▶ Assignment 1
Reproduce the figure caption from "Figures (6)" up to and including "potential is applied.".
▶ Assignment 2
According to the figure caption, which compound serves as the example in the overview of the TOPIC algorithm?

▶ Page excerpt
☆ ☆ ☆

Figures (6)

• Figure 1: TOPIC algorithm. (a) Schematic illustrations of fully connected corner-sharing framework (left), framework with isolated vertex (middle), and framework with edge-sharing polyhedra (right). Dashed red circle in the middle panel indicates the isolated vertex in framework, and dashed green circles in right panel indicate nodes on edge-shared parts. Oc and T represent the cations form octahedral and tetrahedral polyhedra, respectively. (b) Overview of TOPIC algorithm. LiTiPO5 case is shown as an example. (c) Detail schematic process of cation-oxygen framework generation. Spring lines in the second panel indicate the virtual bonds between cation--oxygen pairs to which the Lennard--Jones potential is applied.
☆ ☆ ☆
Page layout parsing data:
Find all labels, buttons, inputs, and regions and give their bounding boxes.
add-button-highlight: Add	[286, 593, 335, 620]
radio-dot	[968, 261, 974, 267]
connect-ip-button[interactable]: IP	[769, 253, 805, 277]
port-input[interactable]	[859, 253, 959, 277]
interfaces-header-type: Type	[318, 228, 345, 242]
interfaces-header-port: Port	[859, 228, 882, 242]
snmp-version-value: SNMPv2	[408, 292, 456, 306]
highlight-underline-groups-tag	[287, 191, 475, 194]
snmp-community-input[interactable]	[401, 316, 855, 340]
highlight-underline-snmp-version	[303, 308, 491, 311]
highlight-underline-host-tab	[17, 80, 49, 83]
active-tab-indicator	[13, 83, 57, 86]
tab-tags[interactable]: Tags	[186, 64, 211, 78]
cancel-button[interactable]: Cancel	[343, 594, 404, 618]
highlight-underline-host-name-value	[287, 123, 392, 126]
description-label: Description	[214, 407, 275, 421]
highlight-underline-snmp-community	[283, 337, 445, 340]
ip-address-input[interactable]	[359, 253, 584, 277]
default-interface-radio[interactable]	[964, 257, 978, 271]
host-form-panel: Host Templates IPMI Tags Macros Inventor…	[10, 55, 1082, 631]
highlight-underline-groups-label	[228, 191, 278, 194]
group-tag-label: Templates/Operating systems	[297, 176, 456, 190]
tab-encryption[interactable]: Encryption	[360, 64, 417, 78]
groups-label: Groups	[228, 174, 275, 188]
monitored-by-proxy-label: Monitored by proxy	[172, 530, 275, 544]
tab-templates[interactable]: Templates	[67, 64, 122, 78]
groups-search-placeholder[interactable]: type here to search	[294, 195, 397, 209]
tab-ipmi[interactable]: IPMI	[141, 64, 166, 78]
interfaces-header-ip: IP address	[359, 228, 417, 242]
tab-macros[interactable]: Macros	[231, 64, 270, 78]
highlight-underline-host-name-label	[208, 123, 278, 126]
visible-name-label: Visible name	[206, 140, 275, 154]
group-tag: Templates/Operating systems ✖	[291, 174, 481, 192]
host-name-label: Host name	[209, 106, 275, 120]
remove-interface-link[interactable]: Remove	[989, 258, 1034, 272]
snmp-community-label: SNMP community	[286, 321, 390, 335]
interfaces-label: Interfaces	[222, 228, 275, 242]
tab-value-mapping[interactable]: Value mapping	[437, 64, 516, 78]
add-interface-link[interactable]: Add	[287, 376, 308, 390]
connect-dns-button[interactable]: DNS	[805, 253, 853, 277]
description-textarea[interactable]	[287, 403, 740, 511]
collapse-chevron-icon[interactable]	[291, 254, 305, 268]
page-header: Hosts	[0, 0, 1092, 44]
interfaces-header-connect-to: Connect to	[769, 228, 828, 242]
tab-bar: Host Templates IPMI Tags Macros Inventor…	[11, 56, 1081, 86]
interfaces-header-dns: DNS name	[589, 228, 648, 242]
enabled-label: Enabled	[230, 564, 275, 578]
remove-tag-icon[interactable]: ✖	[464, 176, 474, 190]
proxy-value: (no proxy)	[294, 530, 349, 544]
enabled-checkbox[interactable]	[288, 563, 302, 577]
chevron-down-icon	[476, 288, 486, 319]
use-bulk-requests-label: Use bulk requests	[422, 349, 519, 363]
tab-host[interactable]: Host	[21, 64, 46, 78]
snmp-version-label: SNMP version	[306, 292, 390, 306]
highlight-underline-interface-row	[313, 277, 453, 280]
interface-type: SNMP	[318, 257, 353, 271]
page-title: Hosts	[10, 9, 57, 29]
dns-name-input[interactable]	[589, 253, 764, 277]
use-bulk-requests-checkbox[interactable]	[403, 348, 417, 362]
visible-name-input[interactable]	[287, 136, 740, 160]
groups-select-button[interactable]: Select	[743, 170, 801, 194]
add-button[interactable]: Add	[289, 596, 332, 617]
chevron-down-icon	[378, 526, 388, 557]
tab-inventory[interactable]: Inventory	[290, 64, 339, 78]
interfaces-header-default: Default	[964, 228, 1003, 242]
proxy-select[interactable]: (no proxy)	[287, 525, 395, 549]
☆ ☆ ☆
▶ Problem solution 1
Figures (6)

• Figure 1: TOPIC algorithm. (a) Schematic illustrations of fully connected corner-sharing framework (left), framework with isolated vertex (middle), and framework with edge-sharing polyhedra (right). Dashed red circle in the middle panel indicates the isolated vertex in framework, and dashed green circles in right panel indicate nodes on edge-shared parts. Oc and T represent the cations form octahedral and tetrahedral polyhedra, respectively. (b) Overview of TOPIC algorithm. LiTiPO5 case is shown as an example. (c) Detail schematic process of cation-oxygen framework generation. Spring lines in the second panel indicate the virtual bonds between cation--oxygen pairs to which the Lennard--Jones potential is applied.

▶ Problem solution 2
LiTiPO5